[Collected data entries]
⁂

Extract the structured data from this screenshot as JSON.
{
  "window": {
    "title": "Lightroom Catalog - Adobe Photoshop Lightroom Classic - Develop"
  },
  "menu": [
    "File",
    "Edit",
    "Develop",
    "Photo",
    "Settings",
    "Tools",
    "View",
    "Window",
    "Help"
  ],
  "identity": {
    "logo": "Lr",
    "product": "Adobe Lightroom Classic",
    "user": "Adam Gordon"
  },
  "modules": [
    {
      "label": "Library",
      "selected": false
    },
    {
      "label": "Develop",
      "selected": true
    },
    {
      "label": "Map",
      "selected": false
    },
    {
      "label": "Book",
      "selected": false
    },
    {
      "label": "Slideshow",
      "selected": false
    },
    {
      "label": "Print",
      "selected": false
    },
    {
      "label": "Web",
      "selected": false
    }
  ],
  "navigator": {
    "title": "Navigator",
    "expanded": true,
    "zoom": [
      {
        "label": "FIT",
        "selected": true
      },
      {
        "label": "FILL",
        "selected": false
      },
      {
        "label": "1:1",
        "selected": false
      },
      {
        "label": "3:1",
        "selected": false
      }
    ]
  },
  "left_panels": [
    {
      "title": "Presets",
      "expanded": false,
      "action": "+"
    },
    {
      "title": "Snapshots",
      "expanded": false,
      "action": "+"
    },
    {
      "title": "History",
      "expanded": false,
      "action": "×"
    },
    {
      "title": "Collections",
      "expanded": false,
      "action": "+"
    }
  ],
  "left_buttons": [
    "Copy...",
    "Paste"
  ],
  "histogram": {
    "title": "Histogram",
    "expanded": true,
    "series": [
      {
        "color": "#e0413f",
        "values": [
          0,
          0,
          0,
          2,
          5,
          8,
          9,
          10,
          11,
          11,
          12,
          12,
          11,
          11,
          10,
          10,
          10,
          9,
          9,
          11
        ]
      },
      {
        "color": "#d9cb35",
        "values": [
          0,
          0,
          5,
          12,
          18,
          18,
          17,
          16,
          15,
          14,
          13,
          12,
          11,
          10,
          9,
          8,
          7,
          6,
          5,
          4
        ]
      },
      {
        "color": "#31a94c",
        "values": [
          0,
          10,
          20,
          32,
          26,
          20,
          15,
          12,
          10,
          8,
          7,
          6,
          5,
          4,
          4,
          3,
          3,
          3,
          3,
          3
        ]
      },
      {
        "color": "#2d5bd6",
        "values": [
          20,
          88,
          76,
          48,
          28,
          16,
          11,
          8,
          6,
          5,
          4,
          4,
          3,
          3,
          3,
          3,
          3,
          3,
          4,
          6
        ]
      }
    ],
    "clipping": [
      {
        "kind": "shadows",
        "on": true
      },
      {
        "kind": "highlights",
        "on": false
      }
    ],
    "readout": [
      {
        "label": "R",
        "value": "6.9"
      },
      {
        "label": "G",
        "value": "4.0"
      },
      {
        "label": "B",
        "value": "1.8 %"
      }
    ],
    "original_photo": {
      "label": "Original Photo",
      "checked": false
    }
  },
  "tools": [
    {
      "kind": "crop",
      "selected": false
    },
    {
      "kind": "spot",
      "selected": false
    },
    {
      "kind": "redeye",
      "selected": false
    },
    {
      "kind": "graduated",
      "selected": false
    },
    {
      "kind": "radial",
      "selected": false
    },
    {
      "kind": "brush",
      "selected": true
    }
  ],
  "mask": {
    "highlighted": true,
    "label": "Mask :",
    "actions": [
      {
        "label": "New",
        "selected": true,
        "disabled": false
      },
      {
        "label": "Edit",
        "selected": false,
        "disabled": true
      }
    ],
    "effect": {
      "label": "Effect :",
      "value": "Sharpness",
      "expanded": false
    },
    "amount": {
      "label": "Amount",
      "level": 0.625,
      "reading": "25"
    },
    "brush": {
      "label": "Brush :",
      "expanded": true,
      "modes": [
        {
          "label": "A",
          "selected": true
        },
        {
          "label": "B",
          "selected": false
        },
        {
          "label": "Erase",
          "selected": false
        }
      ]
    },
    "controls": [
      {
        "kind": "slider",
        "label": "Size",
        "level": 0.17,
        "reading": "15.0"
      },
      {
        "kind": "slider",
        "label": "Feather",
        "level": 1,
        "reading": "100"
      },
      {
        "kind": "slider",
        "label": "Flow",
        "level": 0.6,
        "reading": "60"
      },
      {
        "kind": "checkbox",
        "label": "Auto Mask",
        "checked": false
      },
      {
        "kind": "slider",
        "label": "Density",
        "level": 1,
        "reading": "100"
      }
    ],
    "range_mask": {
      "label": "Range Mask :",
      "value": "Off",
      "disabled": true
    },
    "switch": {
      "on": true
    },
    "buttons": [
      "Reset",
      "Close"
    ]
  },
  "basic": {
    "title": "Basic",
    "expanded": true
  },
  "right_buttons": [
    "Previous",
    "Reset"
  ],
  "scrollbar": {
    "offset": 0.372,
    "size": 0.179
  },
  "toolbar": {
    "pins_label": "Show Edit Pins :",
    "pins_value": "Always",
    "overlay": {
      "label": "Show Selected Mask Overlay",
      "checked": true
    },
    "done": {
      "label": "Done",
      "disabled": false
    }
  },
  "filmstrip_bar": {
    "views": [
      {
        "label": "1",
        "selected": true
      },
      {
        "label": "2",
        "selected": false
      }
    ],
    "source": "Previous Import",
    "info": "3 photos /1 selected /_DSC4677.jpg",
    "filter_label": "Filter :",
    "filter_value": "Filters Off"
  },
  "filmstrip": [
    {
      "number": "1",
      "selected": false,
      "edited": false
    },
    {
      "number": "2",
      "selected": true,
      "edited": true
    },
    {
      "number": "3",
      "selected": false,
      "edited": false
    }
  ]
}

⁂

- _Problem_
Gather each line in these records that contains the string "Classic".

- _Expected output_
    "title": "Lightroom Catalog - Adobe Photoshop Lightroom Classic - Develop"
    "product": "Adobe Lightroom Classic",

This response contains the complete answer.